• **Task instructions**
Select every line below containing the word "color".

Figure collection entries
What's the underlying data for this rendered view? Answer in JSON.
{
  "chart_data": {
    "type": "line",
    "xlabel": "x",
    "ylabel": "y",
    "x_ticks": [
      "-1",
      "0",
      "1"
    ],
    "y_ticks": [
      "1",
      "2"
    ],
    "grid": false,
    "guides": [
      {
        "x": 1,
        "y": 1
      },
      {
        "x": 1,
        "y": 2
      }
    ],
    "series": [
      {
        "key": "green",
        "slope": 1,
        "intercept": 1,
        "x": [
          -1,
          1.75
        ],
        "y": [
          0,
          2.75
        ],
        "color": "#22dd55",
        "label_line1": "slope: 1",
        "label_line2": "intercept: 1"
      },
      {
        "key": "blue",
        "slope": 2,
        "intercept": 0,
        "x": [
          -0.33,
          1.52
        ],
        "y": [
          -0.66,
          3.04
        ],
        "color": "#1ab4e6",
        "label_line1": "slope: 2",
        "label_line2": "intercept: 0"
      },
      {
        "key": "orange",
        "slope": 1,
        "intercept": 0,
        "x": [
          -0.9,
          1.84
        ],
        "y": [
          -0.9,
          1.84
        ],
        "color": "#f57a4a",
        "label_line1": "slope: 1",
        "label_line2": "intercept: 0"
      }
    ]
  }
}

• **Complete output**
        "color": "#22dd55",
        "color": "#1ab4e6",
        "color": "#f57a4a",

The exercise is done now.